#### TASK TO COMPLETE
All lines featuring the string "time" are to be listed.

#### AVAILABLE DATA
----

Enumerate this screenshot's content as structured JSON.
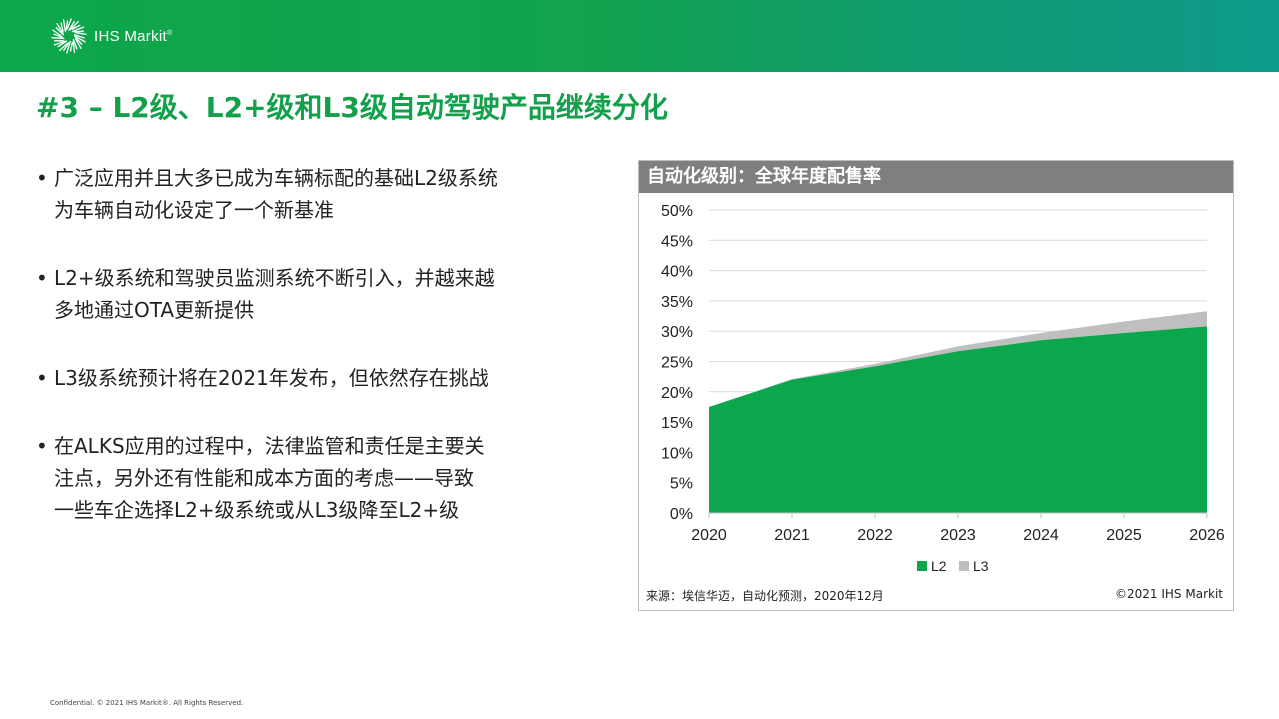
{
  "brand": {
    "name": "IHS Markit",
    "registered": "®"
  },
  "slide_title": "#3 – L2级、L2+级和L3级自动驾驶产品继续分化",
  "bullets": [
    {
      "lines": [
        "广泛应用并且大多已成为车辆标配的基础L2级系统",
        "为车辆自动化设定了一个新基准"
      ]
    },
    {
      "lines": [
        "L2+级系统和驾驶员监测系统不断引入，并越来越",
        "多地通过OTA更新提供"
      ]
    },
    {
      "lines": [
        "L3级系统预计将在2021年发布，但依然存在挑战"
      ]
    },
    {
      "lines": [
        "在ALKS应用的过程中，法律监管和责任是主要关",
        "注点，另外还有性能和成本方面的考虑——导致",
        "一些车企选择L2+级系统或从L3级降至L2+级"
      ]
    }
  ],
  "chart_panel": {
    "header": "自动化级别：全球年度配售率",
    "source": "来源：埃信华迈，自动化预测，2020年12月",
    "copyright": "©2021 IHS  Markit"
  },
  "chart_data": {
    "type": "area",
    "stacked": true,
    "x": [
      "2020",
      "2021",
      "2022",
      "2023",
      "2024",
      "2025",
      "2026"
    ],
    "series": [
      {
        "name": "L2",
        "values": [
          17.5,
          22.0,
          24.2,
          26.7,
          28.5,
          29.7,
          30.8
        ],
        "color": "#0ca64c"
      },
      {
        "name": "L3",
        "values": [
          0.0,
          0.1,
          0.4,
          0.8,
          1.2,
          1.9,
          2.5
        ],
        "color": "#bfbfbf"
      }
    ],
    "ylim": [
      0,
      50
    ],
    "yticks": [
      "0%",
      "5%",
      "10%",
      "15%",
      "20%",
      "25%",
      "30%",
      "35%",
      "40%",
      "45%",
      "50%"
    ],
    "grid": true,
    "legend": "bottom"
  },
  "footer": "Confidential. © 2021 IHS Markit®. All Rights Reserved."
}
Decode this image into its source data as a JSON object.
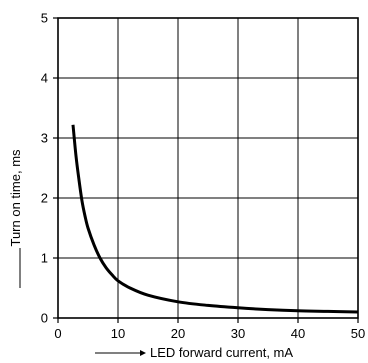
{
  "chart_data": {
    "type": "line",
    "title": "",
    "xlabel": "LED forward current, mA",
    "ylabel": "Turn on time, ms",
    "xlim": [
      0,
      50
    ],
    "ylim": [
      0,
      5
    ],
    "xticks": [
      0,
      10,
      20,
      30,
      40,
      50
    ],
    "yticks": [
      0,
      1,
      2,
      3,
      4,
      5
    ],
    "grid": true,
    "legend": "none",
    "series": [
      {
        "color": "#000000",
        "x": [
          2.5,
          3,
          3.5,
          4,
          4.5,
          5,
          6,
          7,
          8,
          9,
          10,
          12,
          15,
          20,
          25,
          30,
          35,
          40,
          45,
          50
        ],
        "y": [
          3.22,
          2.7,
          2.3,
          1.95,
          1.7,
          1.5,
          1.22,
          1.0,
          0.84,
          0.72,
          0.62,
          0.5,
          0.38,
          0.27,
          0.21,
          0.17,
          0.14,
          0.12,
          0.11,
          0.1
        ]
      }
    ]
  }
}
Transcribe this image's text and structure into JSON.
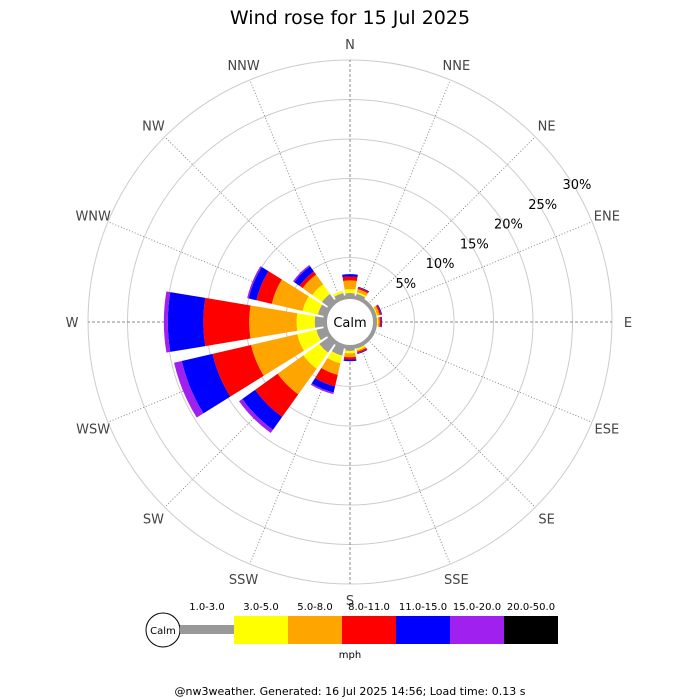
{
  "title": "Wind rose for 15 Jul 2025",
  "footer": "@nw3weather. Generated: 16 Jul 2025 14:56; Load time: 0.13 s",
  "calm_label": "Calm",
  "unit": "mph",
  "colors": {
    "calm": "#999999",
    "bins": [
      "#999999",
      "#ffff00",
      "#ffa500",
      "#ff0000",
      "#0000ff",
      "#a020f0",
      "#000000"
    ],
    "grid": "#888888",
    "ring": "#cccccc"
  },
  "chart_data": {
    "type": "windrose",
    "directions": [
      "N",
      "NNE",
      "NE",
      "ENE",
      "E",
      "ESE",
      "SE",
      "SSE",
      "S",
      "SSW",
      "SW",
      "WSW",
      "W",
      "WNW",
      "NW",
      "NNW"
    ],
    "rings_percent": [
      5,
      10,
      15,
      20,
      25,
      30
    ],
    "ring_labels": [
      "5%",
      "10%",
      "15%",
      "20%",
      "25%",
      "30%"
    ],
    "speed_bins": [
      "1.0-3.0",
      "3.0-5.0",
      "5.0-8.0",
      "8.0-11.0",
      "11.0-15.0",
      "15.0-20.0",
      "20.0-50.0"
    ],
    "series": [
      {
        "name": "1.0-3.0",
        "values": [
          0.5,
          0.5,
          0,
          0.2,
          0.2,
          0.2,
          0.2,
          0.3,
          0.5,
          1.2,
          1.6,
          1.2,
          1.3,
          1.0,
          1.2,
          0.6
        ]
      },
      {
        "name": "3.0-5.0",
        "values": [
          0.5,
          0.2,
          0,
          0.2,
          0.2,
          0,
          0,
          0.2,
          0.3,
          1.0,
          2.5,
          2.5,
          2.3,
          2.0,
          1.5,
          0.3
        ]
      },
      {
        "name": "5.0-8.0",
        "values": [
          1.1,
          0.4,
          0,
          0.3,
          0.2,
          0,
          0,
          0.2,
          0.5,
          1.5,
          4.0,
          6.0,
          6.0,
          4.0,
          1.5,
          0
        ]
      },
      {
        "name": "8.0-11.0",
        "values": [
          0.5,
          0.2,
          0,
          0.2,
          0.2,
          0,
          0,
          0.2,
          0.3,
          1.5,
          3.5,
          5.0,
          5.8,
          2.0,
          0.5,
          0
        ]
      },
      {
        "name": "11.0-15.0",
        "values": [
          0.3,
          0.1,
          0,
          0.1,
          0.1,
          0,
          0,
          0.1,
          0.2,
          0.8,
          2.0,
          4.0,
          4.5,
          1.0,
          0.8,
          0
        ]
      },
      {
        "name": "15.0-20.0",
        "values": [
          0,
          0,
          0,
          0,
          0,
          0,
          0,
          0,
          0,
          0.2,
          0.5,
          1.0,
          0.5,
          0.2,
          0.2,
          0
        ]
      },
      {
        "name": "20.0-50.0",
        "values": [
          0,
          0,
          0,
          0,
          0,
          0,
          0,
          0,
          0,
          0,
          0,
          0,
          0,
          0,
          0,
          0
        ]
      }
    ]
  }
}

----

#### SOLUTION TO THIS PROBLEM
    "ylabel": "Turn on time, ms",
  "footer": "@nw3weather. Generated: 16 Jul 2025 14:56; Load time: 0.13 s",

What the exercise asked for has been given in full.